→ **Job**:
Restate the entries below verbatim.

→ **Data rows**:
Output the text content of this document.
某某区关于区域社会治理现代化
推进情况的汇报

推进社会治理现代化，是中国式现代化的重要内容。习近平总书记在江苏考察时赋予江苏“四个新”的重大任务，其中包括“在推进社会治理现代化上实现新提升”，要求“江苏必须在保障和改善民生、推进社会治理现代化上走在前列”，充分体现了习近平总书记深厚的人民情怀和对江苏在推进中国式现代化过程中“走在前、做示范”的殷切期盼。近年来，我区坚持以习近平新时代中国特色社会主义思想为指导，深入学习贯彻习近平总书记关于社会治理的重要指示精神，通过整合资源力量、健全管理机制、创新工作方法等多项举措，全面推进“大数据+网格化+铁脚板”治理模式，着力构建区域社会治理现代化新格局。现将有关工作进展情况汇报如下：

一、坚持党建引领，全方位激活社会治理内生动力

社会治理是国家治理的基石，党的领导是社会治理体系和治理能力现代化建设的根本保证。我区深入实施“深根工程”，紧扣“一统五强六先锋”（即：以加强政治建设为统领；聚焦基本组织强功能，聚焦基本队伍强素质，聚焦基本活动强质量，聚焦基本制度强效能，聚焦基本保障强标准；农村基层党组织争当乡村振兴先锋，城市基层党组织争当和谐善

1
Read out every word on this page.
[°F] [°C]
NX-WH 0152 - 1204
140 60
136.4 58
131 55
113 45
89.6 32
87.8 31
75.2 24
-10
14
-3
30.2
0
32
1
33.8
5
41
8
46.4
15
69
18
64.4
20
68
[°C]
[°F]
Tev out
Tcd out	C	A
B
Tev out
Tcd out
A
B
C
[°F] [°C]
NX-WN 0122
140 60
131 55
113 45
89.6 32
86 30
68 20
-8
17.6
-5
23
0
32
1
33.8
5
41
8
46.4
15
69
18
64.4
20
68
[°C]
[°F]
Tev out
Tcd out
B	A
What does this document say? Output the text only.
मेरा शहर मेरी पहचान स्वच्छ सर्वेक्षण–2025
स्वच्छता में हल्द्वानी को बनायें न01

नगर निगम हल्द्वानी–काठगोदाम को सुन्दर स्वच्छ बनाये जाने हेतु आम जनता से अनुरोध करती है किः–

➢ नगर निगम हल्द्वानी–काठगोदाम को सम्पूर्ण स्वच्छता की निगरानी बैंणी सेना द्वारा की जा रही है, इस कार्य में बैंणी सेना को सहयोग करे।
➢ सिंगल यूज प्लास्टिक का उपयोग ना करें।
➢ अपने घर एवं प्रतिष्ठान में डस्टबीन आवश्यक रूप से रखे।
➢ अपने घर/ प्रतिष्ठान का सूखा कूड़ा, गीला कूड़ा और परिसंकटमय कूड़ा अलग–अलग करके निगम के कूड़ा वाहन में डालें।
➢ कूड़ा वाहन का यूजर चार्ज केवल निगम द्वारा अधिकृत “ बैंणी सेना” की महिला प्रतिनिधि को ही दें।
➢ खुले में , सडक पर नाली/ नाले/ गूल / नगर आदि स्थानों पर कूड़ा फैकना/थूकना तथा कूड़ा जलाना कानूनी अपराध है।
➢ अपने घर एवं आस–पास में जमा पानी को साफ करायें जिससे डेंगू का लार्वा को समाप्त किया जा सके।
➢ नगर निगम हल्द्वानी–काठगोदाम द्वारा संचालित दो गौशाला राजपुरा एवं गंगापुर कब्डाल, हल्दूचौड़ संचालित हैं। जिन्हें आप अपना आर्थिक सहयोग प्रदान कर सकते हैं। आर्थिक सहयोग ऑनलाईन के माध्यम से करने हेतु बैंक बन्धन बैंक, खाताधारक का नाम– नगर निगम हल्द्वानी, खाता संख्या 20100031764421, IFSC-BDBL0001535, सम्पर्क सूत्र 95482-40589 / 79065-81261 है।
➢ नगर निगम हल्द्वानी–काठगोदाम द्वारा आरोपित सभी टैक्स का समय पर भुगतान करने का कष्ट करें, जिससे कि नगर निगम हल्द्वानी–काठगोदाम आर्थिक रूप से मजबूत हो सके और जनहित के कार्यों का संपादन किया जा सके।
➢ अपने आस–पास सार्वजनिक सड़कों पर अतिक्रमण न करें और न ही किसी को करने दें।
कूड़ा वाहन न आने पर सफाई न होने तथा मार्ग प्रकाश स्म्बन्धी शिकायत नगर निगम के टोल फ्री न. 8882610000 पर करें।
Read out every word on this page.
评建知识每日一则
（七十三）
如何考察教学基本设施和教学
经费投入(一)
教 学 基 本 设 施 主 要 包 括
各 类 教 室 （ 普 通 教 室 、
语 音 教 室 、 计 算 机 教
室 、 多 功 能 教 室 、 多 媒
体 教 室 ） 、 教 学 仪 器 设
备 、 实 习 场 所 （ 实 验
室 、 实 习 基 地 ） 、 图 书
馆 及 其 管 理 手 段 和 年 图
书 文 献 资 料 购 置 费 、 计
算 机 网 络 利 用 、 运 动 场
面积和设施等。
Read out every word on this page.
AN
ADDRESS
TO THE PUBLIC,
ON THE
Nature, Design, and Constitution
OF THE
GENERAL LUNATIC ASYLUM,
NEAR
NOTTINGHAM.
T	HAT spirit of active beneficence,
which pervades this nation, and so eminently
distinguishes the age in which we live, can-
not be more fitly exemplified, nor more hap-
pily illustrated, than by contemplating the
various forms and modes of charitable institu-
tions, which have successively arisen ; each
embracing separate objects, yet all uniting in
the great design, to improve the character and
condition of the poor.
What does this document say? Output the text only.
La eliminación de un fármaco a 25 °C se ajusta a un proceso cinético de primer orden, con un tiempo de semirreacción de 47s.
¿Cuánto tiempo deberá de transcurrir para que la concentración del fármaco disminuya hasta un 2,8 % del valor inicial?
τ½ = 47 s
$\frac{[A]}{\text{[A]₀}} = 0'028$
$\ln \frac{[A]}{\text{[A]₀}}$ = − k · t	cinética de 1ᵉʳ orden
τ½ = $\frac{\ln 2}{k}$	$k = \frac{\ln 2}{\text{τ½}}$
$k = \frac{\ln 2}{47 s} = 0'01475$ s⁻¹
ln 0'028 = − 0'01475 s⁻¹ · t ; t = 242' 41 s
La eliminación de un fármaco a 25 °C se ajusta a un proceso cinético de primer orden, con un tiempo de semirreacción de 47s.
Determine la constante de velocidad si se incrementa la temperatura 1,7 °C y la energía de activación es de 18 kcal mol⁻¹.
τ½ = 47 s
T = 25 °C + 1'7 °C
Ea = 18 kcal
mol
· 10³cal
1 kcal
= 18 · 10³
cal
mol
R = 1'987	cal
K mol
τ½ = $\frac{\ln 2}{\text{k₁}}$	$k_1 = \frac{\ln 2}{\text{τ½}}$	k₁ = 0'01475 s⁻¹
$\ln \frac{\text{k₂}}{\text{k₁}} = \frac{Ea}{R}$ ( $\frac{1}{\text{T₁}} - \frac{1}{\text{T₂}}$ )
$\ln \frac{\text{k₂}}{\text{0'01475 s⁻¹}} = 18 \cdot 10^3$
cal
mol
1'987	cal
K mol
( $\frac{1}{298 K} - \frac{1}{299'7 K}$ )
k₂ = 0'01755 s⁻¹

→ **Solution for this exercise**:
Output the text content of this document.
某某区关于区域社会治理现代化
推进情况的汇报

推进社会治理现代化，是中国式现代化的重要内容。习近平总书记在江苏考察时赋予江苏“四个新”的重大任务，其中包括“在推进社会治理现代化上实现新提升”，要求“江苏必须在保障和改善民生、推进社会治理现代化上走在前列”，充分体现了习近平总书记深厚的人民情怀和对江苏在推进中国式现代化过程中“走在前、做示范”的殷切期盼。近年来，我区坚持以习近平新时代中国特色社会主义思想为指导，深入学习贯彻习近平总书记关于社会治理的重要指示精神，通过整合资源力量、健全管理机制、创新工作方法等多项举措，全面推进“大数据+网格化+铁脚板”治理模式，着力构建区域社会治理现代化新格局。现将有关工作进展情况汇报如下：

一、坚持党建引领，全方位激活社会治理内生动力

社会治理是国家治理的基石，党的领导是社会治理体系和治理能力现代化建设的根本保证。我区深入实施“深根工程”，紧扣“一统五强六先锋”（即：以加强政治建设为统领；聚焦基本组织强功能，聚焦基本队伍强素质，聚焦基本活动强质量，聚焦基本制度强效能，聚焦基本保障强标准；农村基层党组织争当乡村振兴先锋，城市基层党组织争当和谐善

1
Read out every word on this page.
[°F] [°C]
NX-WH 0152 - 1204
140 60
136.4 58
131 55
113 45
89.6 32
87.8 31
75.2 24
-10
14
-3
30.2
0
32
1
33.8
5
41
8
46.4
15
69
18
64.4
20
68
[°C]
[°F]
Tev out
Tcd out	C	A
B
Tev out
Tcd out
A
B
C
[°F] [°C]
NX-WN 0122
140 60
131 55
113 45
89.6 32
86 30
68 20
-8
17.6
-5
23
0
32
1
33.8
5
41
8
46.4
15
69
18
64.4
20
68
[°C]
[°F]
Tev out
Tcd out
B	A
What does this document say? Output the text only.
मेरा शहर मेरी पहचान स्वच्छ सर्वेक्षण–2025
स्वच्छता में हल्द्वानी को बनायें न01

नगर निगम हल्द्वानी–काठगोदाम को सुन्दर स्वच्छ बनाये जाने हेतु आम जनता से अनुरोध करती है किः–

➢ नगर निगम हल्द्वानी–काठगोदाम को सम्पूर्ण स्वच्छता की निगरानी बैंणी सेना द्वारा की जा रही है, इस कार्य में बैंणी सेना को सहयोग करे।
➢ सिंगल यूज प्लास्टिक का उपयोग ना करें।
➢ अपने घर एवं प्रतिष्ठान में डस्टबीन आवश्यक रूप से रखे।
➢ अपने घर/ प्रतिष्ठान का सूखा कूड़ा, गीला कूड़ा और परिसंकटमय कूड़ा अलग–अलग करके निगम के कूड़ा वाहन में डालें।
➢ कूड़ा वाहन का यूजर चार्ज केवल निगम द्वारा अधिकृत “ बैंणी सेना” की महिला प्रतिनिधि को ही दें।
➢ खुले में , सडक पर नाली/ नाले/ गूल / नगर आदि स्थानों पर कूड़ा फैकना/थूकना तथा कूड़ा जलाना कानूनी अपराध है।
➢ अपने घर एवं आस–पास में जमा पानी को साफ करायें जिससे डेंगू का लार्वा को समाप्त किया जा सके।
➢ नगर निगम हल्द्वानी–काठगोदाम द्वारा संचालित दो गौशाला राजपुरा एवं गंगापुर कब्डाल, हल्दूचौड़ संचालित हैं। जिन्हें आप अपना आर्थिक सहयोग प्रदान कर सकते हैं। आर्थिक सहयोग ऑनलाईन के माध्यम से करने हेतु बैंक बन्धन बैंक, खाताधारक का नाम– नगर निगम हल्द्वानी, खाता संख्या 20100031764421, IFSC-BDBL0001535, सम्पर्क सूत्र 95482-40589 / 79065-81261 है।
➢ नगर निगम हल्द्वानी–काठगोदाम द्वारा आरोपित सभी टैक्स का समय पर भुगतान करने का कष्ट करें, जिससे कि नगर निगम हल्द्वानी–काठगोदाम आर्थिक रूप से मजबूत हो सके और जनहित के कार्यों का संपादन किया जा सके।
➢ अपने आस–पास सार्वजनिक सड़कों पर अतिक्रमण न करें और न ही किसी को करने दें।
कूड़ा वाहन न आने पर सफाई न होने तथा मार्ग प्रकाश स्म्बन्धी शिकायत नगर निगम के टोल फ्री न. 8882610000 पर करें।
Read out every word on this page.
评建知识每日一则
（七十三）
如何考察教学基本设施和教学
经费投入(一)
教 学 基 本 设 施 主 要 包 括
各 类 教 室 （ 普 通 教 室 、
语 音 教 室 、 计 算 机 教
室 、 多 功 能 教 室 、 多 媒
体 教 室 ） 、 教 学 仪 器 设
备 、 实 习 场 所 （ 实 验
室 、 实 习 基 地 ） 、 图 书
馆 及 其 管 理 手 段 和 年 图
书 文 献 资 料 购 置 费 、 计
算 机 网 络 利 用 、 运 动 场
面积和设施等。
Read out every word on this page.
AN
ADDRESS
TO THE PUBLIC,
ON THE
Nature, Design, and Constitution
OF THE
GENERAL LUNATIC ASYLUM,
NEAR
NOTTINGHAM.
T	HAT spirit of active beneficence,
which pervades this nation, and so eminently
distinguishes the age in which we live, can-
not be more fitly exemplified, nor more hap-
pily illustrated, than by contemplating the
various forms and modes of charitable institu-
tions, which have successively arisen ; each
embracing separate objects, yet all uniting in
the great design, to improve the character and
condition of the poor.
What does this document say? Output the text only.
La eliminación de un fármaco a 25 °C se ajusta a un proceso cinético de primer orden, con un tiempo de semirreacción de 47s.
¿Cuánto tiempo deberá de transcurrir para que la concentración del fármaco disminuya hasta un 2,8 % del valor inicial?
τ½ = 47 s
$\frac{[A]}{\text{[A]₀}} = 0'028$
$\ln \frac{[A]}{\text{[A]₀}}$ = − k · t	cinética de 1ᵉʳ orden
τ½ = $\frac{\ln 2}{k}$	$k = \frac{\ln 2}{\text{τ½}}$
$k = \frac{\ln 2}{47 s} = 0'01475$ s⁻¹
ln 0'028 = − 0'01475 s⁻¹ · t ; t = 242' 41 s
La eliminación de un fármaco a 25 °C se ajusta a un proceso cinético de primer orden, con un tiempo de semirreacción de 47s.
Determine la constante de velocidad si se incrementa la temperatura 1,7 °C y la energía de activación es de 18 kcal mol⁻¹.
τ½ = 47 s
T = 25 °C + 1'7 °C
Ea = 18 kcal
mol
· 10³cal
1 kcal
= 18 · 10³
cal
mol
R = 1'987	cal
K mol
τ½ = $\frac{\ln 2}{\text{k₁}}$	$k_1 = \frac{\ln 2}{\text{τ½}}$	k₁ = 0'01475 s⁻¹
$\ln \frac{\text{k₂}}{\text{k₁}} = \frac{Ea}{R}$ ( $\frac{1}{\text{T₁}} - \frac{1}{\text{T₂}}$ )
$\ln \frac{\text{k₂}}{\text{0'01475 s⁻¹}} = 18 \cdot 10^3$
cal
mol
1'987	cal
K mol
( $\frac{1}{298 K} - \frac{1}{299'7 K}$ )
k₂ = 0'01755 s⁻¹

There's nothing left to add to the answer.